**RECORDS SHOWN:**
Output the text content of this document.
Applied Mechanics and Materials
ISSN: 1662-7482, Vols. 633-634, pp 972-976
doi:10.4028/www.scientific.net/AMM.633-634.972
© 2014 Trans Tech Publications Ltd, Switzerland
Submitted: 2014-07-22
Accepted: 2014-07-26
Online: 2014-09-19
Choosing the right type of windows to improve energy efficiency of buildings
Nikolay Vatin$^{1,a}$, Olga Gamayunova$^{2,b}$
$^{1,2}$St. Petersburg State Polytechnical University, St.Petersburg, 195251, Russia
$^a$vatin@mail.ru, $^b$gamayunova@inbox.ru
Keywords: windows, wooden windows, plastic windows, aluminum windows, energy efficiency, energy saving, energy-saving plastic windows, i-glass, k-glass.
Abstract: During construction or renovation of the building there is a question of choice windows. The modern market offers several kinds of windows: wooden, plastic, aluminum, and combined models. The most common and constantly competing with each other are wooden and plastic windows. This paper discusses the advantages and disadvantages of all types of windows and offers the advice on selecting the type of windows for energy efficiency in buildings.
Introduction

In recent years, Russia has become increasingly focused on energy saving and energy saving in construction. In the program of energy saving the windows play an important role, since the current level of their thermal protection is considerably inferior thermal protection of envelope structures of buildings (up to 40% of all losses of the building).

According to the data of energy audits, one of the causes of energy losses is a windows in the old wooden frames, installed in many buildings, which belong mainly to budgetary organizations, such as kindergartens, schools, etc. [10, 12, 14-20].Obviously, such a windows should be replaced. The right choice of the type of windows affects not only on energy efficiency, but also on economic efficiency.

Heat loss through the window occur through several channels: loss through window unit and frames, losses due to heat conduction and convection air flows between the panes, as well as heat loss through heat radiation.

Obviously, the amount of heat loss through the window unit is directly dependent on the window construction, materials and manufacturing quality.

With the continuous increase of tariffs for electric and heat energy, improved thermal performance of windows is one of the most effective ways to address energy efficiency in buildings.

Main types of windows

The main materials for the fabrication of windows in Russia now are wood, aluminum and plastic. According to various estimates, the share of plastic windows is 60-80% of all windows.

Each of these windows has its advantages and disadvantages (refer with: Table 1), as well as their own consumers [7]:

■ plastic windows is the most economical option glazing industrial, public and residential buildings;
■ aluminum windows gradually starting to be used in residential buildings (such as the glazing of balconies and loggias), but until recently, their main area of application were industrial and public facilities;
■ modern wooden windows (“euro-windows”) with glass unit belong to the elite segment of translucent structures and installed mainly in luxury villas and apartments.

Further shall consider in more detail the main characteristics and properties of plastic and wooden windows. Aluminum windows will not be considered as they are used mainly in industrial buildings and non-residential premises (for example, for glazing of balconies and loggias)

**TO DO:**
Retype all of the entries precisely as they are.

**RESPONSE TO THIS TASK:**
Output the text content of this document.
Applied Mechanics and Materials
ISSN: 1662-7482, Vols. 633-634, pp 972-976
doi:10.4028/www.scientific.net/AMM.633-634.972
© 2014 Trans Tech Publications Ltd, Switzerland
Submitted: 2014-07-22
Accepted: 2014-07-26
Online: 2014-09-19
Choosing the right type of windows to improve energy efficiency of buildings
Nikolay Vatin$^{1,a}$, Olga Gamayunova$^{2,b}$
$^{1,2}$St. Petersburg State Polytechnical University, St.Petersburg, 195251, Russia
$^a$vatin@mail.ru, $^b$gamayunova@inbox.ru
Keywords: windows, wooden windows, plastic windows, aluminum windows, energy efficiency, energy saving, energy-saving plastic windows, i-glass, k-glass.
Abstract: During construction or renovation of the building there is a question of choice windows. The modern market offers several kinds of windows: wooden, plastic, aluminum, and combined models. The most common and constantly competing with each other are wooden and plastic windows. This paper discusses the advantages and disadvantages of all types of windows and offers the advice on selecting the type of windows for energy efficiency in buildings.
Introduction

In recent years, Russia has become increasingly focused on energy saving and energy saving in construction. In the program of energy saving the windows play an important role, since the current level of their thermal protection is considerably inferior thermal protection of envelope structures of buildings (up to 40% of all losses of the building).

According to the data of energy audits, one of the causes of energy losses is a windows in the old wooden frames, installed in many buildings, which belong mainly to budgetary organizations, such as kindergartens, schools, etc. [10, 12, 14-20].Obviously, such a windows should be replaced. The right choice of the type of windows affects not only on energy efficiency, but also on economic efficiency.

Heat loss through the window occur through several channels: loss through window unit and frames, losses due to heat conduction and convection air flows between the panes, as well as heat loss through heat radiation.

Obviously, the amount of heat loss through the window unit is directly dependent on the window construction, materials and manufacturing quality.

With the continuous increase of tariffs for electric and heat energy, improved thermal performance of windows is one of the most effective ways to address energy efficiency in buildings.

Main types of windows

The main materials for the fabrication of windows in Russia now are wood, aluminum and plastic. According to various estimates, the share of plastic windows is 60-80% of all windows.

Each of these windows has its advantages and disadvantages (refer with: Table 1), as well as their own consumers [7]:

■ plastic windows is the most economical option glazing industrial, public and residential buildings;
■ aluminum windows gradually starting to be used in residential buildings (such as the glazing of balconies and loggias), but until recently, their main area of application were industrial and public facilities;
■ modern wooden windows (“euro-windows”) with glass unit belong to the elite segment of translucent structures and installed mainly in luxury villas and apartments.

Further shall consider in more detail the main characteristics and properties of plastic and wooden windows. Aluminum windows will not be considered as they are used mainly in industrial buildings and non-residential premises (for example, for glazing of balconies and loggias)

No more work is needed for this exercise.